* WHAT YOU ARE ASKED TO DO: Output, please, every line from the line that holds "OCR this image." to the end, exactly as written.

* EXTRACTED ENTRIES:

★ ★ ★

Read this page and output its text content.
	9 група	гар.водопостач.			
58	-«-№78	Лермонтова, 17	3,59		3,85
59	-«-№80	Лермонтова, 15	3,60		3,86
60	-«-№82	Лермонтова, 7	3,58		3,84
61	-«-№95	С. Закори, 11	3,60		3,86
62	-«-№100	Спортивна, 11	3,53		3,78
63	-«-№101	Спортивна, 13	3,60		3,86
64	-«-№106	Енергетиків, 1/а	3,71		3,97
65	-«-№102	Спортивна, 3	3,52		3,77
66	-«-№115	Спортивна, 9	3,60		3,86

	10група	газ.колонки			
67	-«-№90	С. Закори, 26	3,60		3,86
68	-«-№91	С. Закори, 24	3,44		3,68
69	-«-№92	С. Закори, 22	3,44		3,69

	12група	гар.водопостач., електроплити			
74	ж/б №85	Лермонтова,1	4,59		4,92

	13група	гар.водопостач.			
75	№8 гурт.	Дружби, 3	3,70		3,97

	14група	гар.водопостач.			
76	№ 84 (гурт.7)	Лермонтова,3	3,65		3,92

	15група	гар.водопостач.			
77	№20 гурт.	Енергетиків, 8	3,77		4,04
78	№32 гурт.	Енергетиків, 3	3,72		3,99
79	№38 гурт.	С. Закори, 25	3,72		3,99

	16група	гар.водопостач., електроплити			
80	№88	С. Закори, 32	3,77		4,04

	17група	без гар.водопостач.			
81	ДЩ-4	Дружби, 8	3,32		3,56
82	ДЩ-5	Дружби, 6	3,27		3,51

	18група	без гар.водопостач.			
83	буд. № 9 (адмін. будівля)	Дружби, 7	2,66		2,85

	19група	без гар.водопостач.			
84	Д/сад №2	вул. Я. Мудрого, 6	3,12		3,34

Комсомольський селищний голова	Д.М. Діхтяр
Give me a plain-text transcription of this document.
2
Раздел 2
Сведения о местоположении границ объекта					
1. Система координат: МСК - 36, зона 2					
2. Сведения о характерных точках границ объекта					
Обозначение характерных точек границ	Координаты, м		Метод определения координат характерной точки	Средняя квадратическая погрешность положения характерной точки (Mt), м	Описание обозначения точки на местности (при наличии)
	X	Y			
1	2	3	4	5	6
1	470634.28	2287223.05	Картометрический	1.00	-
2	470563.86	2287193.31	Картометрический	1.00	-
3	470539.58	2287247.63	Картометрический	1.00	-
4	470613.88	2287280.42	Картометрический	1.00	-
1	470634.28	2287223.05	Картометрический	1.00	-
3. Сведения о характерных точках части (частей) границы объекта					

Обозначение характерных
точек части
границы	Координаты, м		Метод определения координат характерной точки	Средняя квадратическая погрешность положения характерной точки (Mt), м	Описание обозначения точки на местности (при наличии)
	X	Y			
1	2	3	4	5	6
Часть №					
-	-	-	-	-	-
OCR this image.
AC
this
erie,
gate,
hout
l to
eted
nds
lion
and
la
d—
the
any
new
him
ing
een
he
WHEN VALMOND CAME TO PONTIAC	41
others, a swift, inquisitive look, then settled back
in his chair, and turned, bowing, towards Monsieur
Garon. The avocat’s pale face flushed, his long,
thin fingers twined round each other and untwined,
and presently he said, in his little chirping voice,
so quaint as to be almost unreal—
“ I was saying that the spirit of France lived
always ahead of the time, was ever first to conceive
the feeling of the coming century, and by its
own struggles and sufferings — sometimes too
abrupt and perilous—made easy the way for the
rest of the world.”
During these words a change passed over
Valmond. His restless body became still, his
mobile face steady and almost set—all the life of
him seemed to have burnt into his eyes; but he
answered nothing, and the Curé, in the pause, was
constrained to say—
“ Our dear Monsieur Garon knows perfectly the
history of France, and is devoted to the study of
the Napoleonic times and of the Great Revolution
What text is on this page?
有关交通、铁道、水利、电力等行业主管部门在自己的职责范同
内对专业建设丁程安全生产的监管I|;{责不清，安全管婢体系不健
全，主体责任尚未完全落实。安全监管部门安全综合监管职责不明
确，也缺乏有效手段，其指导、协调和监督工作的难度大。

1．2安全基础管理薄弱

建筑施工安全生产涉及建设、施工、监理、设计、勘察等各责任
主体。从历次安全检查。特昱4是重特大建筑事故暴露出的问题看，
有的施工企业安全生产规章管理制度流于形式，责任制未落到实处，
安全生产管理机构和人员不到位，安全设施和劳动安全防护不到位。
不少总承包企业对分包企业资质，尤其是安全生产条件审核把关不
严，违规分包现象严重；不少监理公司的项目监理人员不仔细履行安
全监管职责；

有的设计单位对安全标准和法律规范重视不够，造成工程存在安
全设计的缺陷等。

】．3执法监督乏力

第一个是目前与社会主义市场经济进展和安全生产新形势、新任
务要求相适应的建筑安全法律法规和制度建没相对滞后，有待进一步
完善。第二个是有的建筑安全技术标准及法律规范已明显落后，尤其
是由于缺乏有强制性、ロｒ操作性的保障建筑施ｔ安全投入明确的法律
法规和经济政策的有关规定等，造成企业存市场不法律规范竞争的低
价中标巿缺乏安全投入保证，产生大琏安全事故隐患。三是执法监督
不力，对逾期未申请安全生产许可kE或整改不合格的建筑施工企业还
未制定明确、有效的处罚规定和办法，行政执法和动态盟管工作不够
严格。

★ ★ ★

* THE OUTPUT:
OCR this image.
AC
this
erie,
gate,
hout
l to
eted
nds
lion
and
la
d—
the
any
new
him
ing
een
he
WHEN VALMOND CAME TO PONTIAC	41
others, a swift, inquisitive look, then settled back
in his chair, and turned, bowing, towards Monsieur
Garon. The avocat’s pale face flushed, his long,
thin fingers twined round each other and untwined,
and presently he said, in his little chirping voice,
so quaint as to be almost unreal—
“ I was saying that the spirit of France lived
always ahead of the time, was ever first to conceive
the feeling of the coming century, and by its
own struggles and sufferings — sometimes too
abrupt and perilous—made easy the way for the
rest of the world.”
During these words a change passed over
Valmond. His restless body became still, his
mobile face steady and almost set—all the life of
him seemed to have burnt into his eyes; but he
answered nothing, and the Curé, in the pause, was
constrained to say—
“ Our dear Monsieur Garon knows perfectly the
history of France, and is devoted to the study of
the Napoleonic times and of the Great Revolution
What text is on this page?
有关交通、铁道、水利、电力等行业主管部门在自己的职责范同
内对专业建设丁程安全生产的监管I|;{责不清，安全管婢体系不健
全，主体责任尚未完全落实。安全监管部门安全综合监管职责不明
确，也缺乏有效手段，其指导、协调和监督工作的难度大。

1．2安全基础管理薄弱

建筑施工安全生产涉及建设、施工、监理、设计、勘察等各责任
主体。从历次安全检查。特昱4是重特大建筑事故暴露出的问题看，
有的施工企业安全生产规章管理制度流于形式，责任制未落到实处，
安全生产管理机构和人员不到位，安全设施和劳动安全防护不到位。
不少总承包企业对分包企业资质，尤其是安全生产条件审核把关不
严，违规分包现象严重；不少监理公司的项目监理人员不仔细履行安
全监管职责；

有的设计单位对安全标准和法律规范重视不够，造成工程存在安
全设计的缺陷等。

】．3执法监督乏力

第一个是目前与社会主义市场经济进展和安全生产新形势、新任
务要求相适应的建筑安全法律法规和制度建没相对滞后，有待进一步
完善。第二个是有的建筑安全技术标准及法律规范已明显落后，尤其
是由于缺乏有强制性、ロｒ操作性的保障建筑施ｔ安全投入明确的法律
法规和经济政策的有关规定等，造成企业存市场不法律规范竞争的低
价中标巿缺乏安全投入保证，产生大琏安全事故隐患。三是执法监督
不力，对逾期未申请安全生产许可kE或整改不合格的建筑施工企业还
未制定明确、有效的处罚规定和办法，行政执法和动态盟管工作不够
严格。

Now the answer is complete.